• [DATA SHOWN]:
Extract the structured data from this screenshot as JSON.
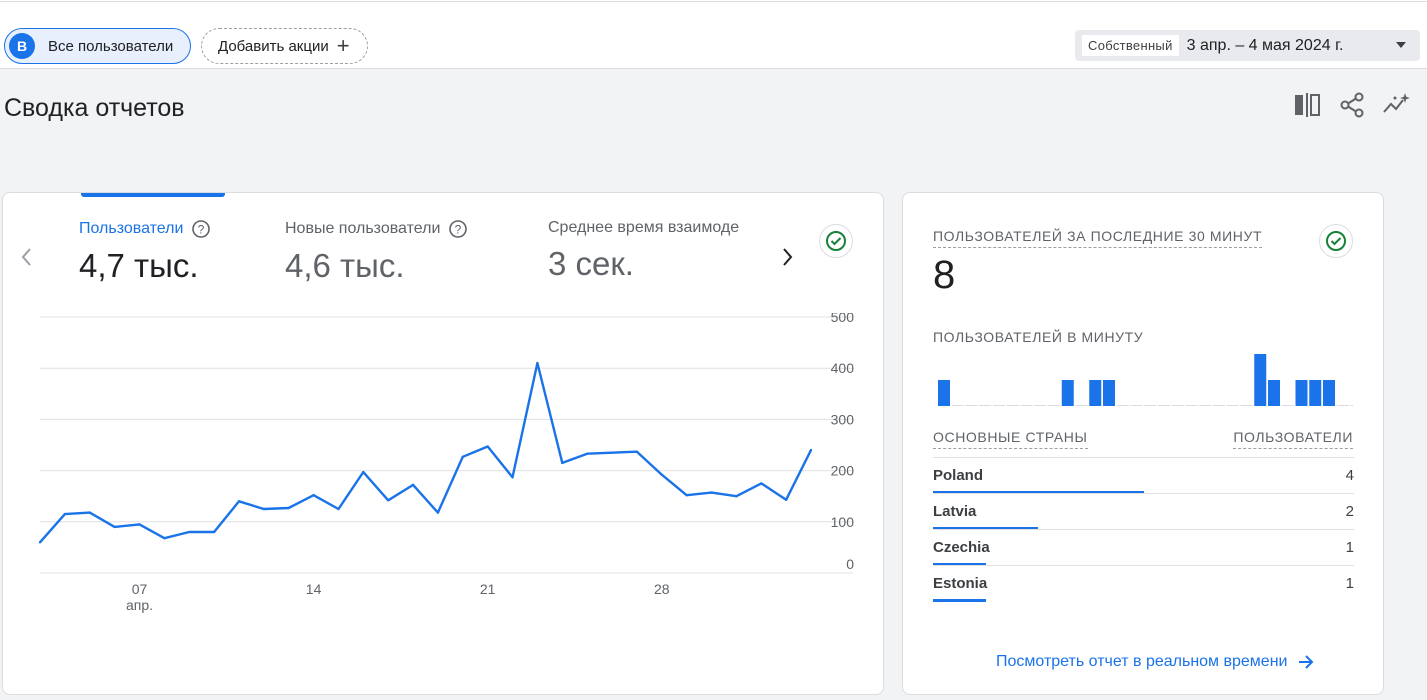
{
  "filters": {
    "segment_avatar": "B",
    "segment_label": "Все пользователи",
    "add_action_label": "Добавить акции",
    "date_mode": "Собственный",
    "date_range": "3 апр. – 4 мая 2024 г."
  },
  "page": {
    "title": "Сводка отчетов",
    "tool_icons": [
      "compare-icon",
      "share-icon",
      "insights-icon"
    ]
  },
  "metrics": [
    {
      "label": "Пользователи",
      "value": "4,7 тыс.",
      "active": true
    },
    {
      "label": "Новые пользователи",
      "value": "4,6 тыс.",
      "active": false
    },
    {
      "label": "Среднее время взаимоде",
      "value": "3 сек.",
      "active": false
    }
  ],
  "colors": {
    "accent": "#1a73e8",
    "grid": "#e0e0e0",
    "check": "#188038"
  },
  "chart_data": {
    "type": "line",
    "title": "",
    "xlabel": "",
    "ylabel": "",
    "x_tick_labels": [
      {
        "day": "07",
        "month": "апр.",
        "index": 4
      },
      {
        "day": "14",
        "month": "",
        "index": 11
      },
      {
        "day": "21",
        "month": "",
        "index": 18
      },
      {
        "day": "28",
        "month": "",
        "index": 25
      }
    ],
    "y_ticks": [
      0,
      100,
      200,
      300,
      400,
      500
    ],
    "ylim": [
      0,
      500
    ],
    "grid": true,
    "series": [
      {
        "name": "",
        "x": [
          "2024-04-03",
          "2024-04-04",
          "2024-04-05",
          "2024-04-06",
          "2024-04-07",
          "2024-04-08",
          "2024-04-09",
          "2024-04-10",
          "2024-04-11",
          "2024-04-12",
          "2024-04-13",
          "2024-04-14",
          "2024-04-15",
          "2024-04-16",
          "2024-04-17",
          "2024-04-18",
          "2024-04-19",
          "2024-04-20",
          "2024-04-21",
          "2024-04-22",
          "2024-04-23",
          "2024-04-24",
          "2024-04-25",
          "2024-04-26",
          "2024-04-27",
          "2024-04-28",
          "2024-04-29",
          "2024-04-30",
          "2024-05-01",
          "2024-05-02",
          "2024-05-03",
          "2024-05-04"
        ],
        "values": [
          60,
          115,
          118,
          90,
          95,
          68,
          80,
          80,
          140,
          125,
          127,
          152,
          125,
          197,
          142,
          172,
          118,
          227,
          247,
          187,
          410,
          215,
          233,
          235,
          237,
          192,
          152,
          157,
          150,
          175,
          143,
          240
        ]
      }
    ]
  },
  "realtime": {
    "title": "ПОЛЬЗОВАТЕЛЕЙ ЗА ПОСЛЕДНИЕ 30 МИНУТ",
    "value": "8",
    "per_minute_label": "ПОЛЬЗОВАТЕЛЕЙ В МИНУТУ",
    "per_minute": [
      1,
      0,
      0,
      0,
      0,
      0,
      0,
      0,
      0,
      1,
      0,
      1,
      1,
      0,
      0,
      0,
      0,
      0,
      0,
      0,
      0,
      0,
      0,
      2,
      1,
      0,
      1,
      1,
      1,
      0,
      0
    ],
    "countries_header": "ОСНОВНЫЕ СТРАНЫ",
    "users_header": "ПОЛЬЗОВАТЕЛИ",
    "countries": [
      {
        "name": "Poland",
        "value": "4",
        "share": 0.5
      },
      {
        "name": "Latvia",
        "value": "2",
        "share": 0.25
      },
      {
        "name": "Czechia",
        "value": "1",
        "share": 0.125
      },
      {
        "name": "Estonia",
        "value": "1",
        "share": 0.125
      }
    ],
    "link_label": "Посмотреть отчет в реальном времени"
  }
}
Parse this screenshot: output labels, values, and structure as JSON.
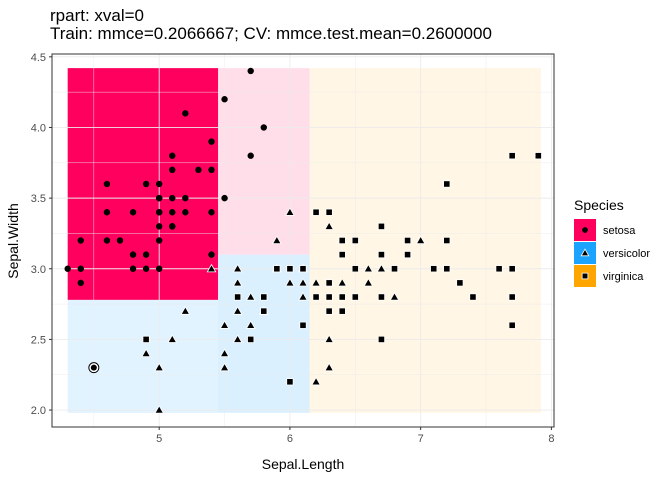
{
  "chart_data": {
    "type": "scatter",
    "title": "rpart: xval=0",
    "subtitle": "Train: mmce=0.2066667; CV: mmce.test.mean=0.2600000",
    "xlabel": "Sepal.Length",
    "ylabel": "Sepal.Width",
    "xlim": [
      4.18,
      8.02
    ],
    "ylim": [
      1.88,
      4.52
    ],
    "x_ticks": [
      5,
      6,
      7,
      8
    ],
    "y_ticks": [
      2.0,
      2.5,
      3.0,
      3.5,
      4.0,
      4.5
    ],
    "x_tick_labels": [
      "5",
      "6",
      "7",
      "8"
    ],
    "y_tick_labels": [
      "2.0",
      "2.5",
      "3.0",
      "3.5",
      "4.0",
      "4.5"
    ],
    "grid": true,
    "legend": {
      "title": "Species",
      "position": "right",
      "entries": [
        {
          "label": "setosa",
          "color": "#ff005f",
          "shape": "circle"
        },
        {
          "label": "versicolor",
          "color": "#1aa3ff",
          "shape": "triangle"
        },
        {
          "label": "virginica",
          "color": "#ffa500",
          "shape": "square"
        }
      ]
    },
    "regions": [
      {
        "class": "setosa",
        "x0": 4.3,
        "x1": 5.45,
        "y0": 2.78,
        "y1": 4.42,
        "color": "#ff005f",
        "opacity": 1.0
      },
      {
        "class": "setosa",
        "x0": 5.45,
        "x1": 6.15,
        "y0": 3.1,
        "y1": 4.42,
        "color": "#ff005f",
        "opacity": 0.13
      },
      {
        "class": "versicolor",
        "x0": 4.3,
        "x1": 5.45,
        "y0": 1.98,
        "y1": 2.78,
        "color": "#1aa3ff",
        "opacity": 0.13
      },
      {
        "class": "versicolor",
        "x0": 5.45,
        "x1": 6.15,
        "y0": 1.98,
        "y1": 3.1,
        "color": "#1aa3ff",
        "opacity": 0.16
      },
      {
        "class": "virginica",
        "x0": 6.15,
        "x1": 7.92,
        "y0": 1.98,
        "y1": 4.42,
        "color": "#ffa500",
        "opacity": 0.1
      }
    ],
    "series": [
      {
        "name": "setosa",
        "shape": "circle",
        "points": [
          [
            5.7,
            4.4
          ],
          [
            5.5,
            4.2
          ],
          [
            5.2,
            4.1
          ],
          [
            5.8,
            4.0
          ],
          [
            5.4,
            3.9
          ],
          [
            5.7,
            3.8
          ],
          [
            5.1,
            3.8
          ],
          [
            4.6,
            3.6
          ],
          [
            5.0,
            3.6
          ],
          [
            5.1,
            3.7
          ],
          [
            5.4,
            3.7
          ],
          [
            5.3,
            3.7
          ],
          [
            4.9,
            3.6
          ],
          [
            5.1,
            3.5
          ],
          [
            5.0,
            3.5
          ],
          [
            5.2,
            3.5
          ],
          [
            5.5,
            3.5
          ],
          [
            4.8,
            3.4
          ],
          [
            5.0,
            3.4
          ],
          [
            5.1,
            3.4
          ],
          [
            5.2,
            3.4
          ],
          [
            5.4,
            3.4
          ],
          [
            5.1,
            3.3
          ],
          [
            5.0,
            3.3
          ],
          [
            4.6,
            3.4
          ],
          [
            4.4,
            3.2
          ],
          [
            4.7,
            3.2
          ],
          [
            4.6,
            3.2
          ],
          [
            4.8,
            3.1
          ],
          [
            4.9,
            3.1
          ],
          [
            5.0,
            3.2
          ],
          [
            5.4,
            3.1
          ],
          [
            4.3,
            3.0
          ],
          [
            4.4,
            3.0
          ],
          [
            4.8,
            3.0
          ],
          [
            4.9,
            3.0
          ],
          [
            5.0,
            3.0
          ],
          [
            4.4,
            2.9
          ],
          [
            5.0,
            3.5
          ],
          [
            5.0,
            3.4
          ],
          [
            5.1,
            3.3
          ]
        ]
      },
      {
        "name": "versicolor",
        "shape": "triangle",
        "points": [
          [
            6.0,
            3.4
          ],
          [
            5.9,
            3.2
          ],
          [
            6.3,
            3.3
          ],
          [
            6.4,
            3.2
          ],
          [
            6.9,
            3.1
          ],
          [
            7.0,
            3.2
          ],
          [
            6.7,
            3.1
          ],
          [
            6.5,
            2.8
          ],
          [
            6.7,
            3.0
          ],
          [
            6.6,
            3.0
          ],
          [
            6.1,
            3.0
          ],
          [
            6.2,
            2.9
          ],
          [
            6.3,
            2.9
          ],
          [
            6.4,
            2.9
          ],
          [
            6.1,
            2.8
          ],
          [
            6.6,
            2.9
          ],
          [
            6.8,
            2.8
          ],
          [
            6.0,
            2.9
          ],
          [
            5.9,
            3.0
          ],
          [
            5.7,
            2.8
          ],
          [
            5.6,
            3.0
          ],
          [
            5.4,
            3.0
          ],
          [
            5.6,
            2.9
          ],
          [
            5.8,
            2.7
          ],
          [
            5.5,
            2.6
          ],
          [
            5.7,
            2.6
          ],
          [
            5.6,
            2.7
          ],
          [
            5.6,
            2.5
          ],
          [
            5.5,
            2.4
          ],
          [
            5.2,
            2.7
          ],
          [
            5.0,
            2.3
          ],
          [
            5.1,
            2.5
          ],
          [
            4.9,
            2.4
          ],
          [
            5.5,
            2.3
          ],
          [
            6.3,
            2.5
          ],
          [
            6.3,
            2.3
          ],
          [
            6.2,
            2.2
          ],
          [
            5.0,
            2.0
          ],
          [
            5.8,
            2.7
          ],
          [
            6.1,
            2.9
          ]
        ]
      },
      {
        "name": "virginica",
        "shape": "square",
        "points": [
          [
            7.7,
            3.8
          ],
          [
            7.9,
            3.8
          ],
          [
            7.2,
            3.6
          ],
          [
            6.2,
            3.4
          ],
          [
            6.3,
            3.4
          ],
          [
            6.4,
            3.2
          ],
          [
            6.7,
            3.3
          ],
          [
            6.9,
            3.2
          ],
          [
            7.2,
            3.2
          ],
          [
            7.1,
            3.0
          ],
          [
            7.2,
            3.0
          ],
          [
            7.6,
            3.0
          ],
          [
            7.7,
            3.0
          ],
          [
            6.8,
            3.0
          ],
          [
            6.5,
            3.0
          ],
          [
            6.7,
            3.1
          ],
          [
            6.9,
            3.1
          ],
          [
            6.4,
            3.1
          ],
          [
            6.3,
            2.9
          ],
          [
            6.5,
            3.2
          ],
          [
            6.1,
            3.0
          ],
          [
            6.0,
            3.0
          ],
          [
            5.9,
            3.0
          ],
          [
            5.8,
            2.8
          ],
          [
            6.3,
            2.8
          ],
          [
            6.2,
            2.8
          ],
          [
            6.4,
            2.8
          ],
          [
            6.5,
            2.8
          ],
          [
            6.7,
            2.8
          ],
          [
            7.3,
            2.9
          ],
          [
            7.4,
            2.8
          ],
          [
            7.7,
            2.8
          ],
          [
            7.7,
            2.6
          ],
          [
            6.3,
            2.7
          ],
          [
            6.1,
            2.6
          ],
          [
            5.8,
            2.7
          ],
          [
            5.7,
            2.5
          ],
          [
            4.9,
            2.5
          ],
          [
            6.0,
            2.2
          ],
          [
            6.7,
            2.5
          ],
          [
            5.6,
            2.8
          ],
          [
            6.4,
            2.7
          ]
        ]
      }
    ],
    "misclassified_outline_points": [
      [
        4.5,
        2.3
      ]
    ]
  }
}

• [PROBLEM DESCRIPTION]:
How many lines in the records above contain the word "name"? Give only the number.

• [OUTPUT FOR THIS EXERCISE]:
8